In the listing below, locate the lines that hold "glyph" and copy them.

--------------------------------

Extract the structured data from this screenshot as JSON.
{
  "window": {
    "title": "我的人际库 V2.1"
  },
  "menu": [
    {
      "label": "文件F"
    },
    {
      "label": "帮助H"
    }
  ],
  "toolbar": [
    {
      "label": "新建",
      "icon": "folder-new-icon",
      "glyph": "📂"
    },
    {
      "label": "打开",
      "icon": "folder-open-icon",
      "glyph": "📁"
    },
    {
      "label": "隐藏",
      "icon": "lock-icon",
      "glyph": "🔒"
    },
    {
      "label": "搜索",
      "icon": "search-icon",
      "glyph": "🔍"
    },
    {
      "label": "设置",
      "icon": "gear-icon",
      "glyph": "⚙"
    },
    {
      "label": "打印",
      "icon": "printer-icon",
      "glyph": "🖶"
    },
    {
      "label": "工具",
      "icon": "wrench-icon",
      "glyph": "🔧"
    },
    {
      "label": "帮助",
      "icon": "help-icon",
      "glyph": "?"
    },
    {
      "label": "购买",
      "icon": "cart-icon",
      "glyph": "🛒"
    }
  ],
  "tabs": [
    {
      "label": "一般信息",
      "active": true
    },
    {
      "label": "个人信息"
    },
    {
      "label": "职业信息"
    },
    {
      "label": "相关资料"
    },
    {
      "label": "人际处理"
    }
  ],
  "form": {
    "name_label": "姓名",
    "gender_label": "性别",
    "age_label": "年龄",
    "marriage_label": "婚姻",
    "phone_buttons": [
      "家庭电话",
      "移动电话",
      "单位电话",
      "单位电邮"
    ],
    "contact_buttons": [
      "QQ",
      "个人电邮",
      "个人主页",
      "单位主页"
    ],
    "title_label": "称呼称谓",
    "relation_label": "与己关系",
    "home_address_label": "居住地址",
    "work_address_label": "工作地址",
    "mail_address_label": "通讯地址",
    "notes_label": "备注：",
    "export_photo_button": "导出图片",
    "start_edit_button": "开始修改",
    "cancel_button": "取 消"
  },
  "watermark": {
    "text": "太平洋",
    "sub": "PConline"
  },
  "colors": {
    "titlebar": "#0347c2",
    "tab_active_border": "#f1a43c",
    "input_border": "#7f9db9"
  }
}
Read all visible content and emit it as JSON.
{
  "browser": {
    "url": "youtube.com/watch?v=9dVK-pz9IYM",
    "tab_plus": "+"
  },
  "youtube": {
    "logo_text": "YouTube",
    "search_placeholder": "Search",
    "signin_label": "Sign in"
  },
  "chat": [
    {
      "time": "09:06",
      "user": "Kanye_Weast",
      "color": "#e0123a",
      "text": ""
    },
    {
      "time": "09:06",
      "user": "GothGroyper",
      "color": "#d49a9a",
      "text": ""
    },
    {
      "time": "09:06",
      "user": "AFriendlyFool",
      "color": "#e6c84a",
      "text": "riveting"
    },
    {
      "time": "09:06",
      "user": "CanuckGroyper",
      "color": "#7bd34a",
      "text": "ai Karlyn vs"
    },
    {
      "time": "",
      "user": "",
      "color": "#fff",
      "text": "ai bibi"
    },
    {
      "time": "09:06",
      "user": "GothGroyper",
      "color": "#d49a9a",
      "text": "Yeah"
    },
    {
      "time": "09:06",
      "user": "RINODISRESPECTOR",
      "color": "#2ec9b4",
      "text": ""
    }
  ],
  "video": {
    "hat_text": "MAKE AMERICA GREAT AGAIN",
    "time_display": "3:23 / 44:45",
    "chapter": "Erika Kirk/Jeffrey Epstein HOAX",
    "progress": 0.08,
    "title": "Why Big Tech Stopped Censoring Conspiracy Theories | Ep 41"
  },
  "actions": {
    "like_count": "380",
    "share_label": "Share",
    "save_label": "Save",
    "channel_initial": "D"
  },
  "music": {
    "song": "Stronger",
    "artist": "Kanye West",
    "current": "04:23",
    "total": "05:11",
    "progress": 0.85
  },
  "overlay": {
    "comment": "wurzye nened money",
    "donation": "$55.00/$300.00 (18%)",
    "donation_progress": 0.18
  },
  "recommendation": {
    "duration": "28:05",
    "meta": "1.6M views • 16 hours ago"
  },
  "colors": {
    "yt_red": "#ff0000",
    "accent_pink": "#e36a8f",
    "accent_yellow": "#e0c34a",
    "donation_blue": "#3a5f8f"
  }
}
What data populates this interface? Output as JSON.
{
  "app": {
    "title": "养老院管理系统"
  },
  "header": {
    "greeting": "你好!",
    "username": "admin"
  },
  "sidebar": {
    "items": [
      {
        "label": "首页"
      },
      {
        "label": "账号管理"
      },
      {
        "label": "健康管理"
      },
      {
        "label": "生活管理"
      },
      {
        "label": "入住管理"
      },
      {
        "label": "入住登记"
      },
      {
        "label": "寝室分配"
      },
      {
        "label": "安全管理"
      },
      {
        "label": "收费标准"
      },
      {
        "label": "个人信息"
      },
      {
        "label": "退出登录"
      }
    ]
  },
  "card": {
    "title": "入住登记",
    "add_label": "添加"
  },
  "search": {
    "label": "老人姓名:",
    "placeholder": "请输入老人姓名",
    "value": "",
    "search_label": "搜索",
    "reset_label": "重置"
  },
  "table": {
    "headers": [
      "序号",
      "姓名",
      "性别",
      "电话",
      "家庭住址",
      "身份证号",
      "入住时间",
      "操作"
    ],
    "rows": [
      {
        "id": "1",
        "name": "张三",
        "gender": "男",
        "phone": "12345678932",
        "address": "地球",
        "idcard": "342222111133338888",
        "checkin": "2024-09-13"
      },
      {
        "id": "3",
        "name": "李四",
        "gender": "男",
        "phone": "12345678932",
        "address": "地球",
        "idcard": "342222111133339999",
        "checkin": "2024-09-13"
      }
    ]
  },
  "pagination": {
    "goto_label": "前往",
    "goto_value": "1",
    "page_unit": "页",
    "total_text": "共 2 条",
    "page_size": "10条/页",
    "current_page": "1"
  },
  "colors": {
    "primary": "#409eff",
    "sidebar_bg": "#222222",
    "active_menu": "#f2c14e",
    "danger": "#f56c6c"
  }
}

--------------------------------

— The result —
      "glyph": "📂"
      "glyph": "📁"
      "glyph": "🔒"
      "glyph": "🔍"
      "glyph": "⚙"
      "glyph": "🖶"
      "glyph": "🔧"
      "glyph": "?"
      "glyph": "🛒"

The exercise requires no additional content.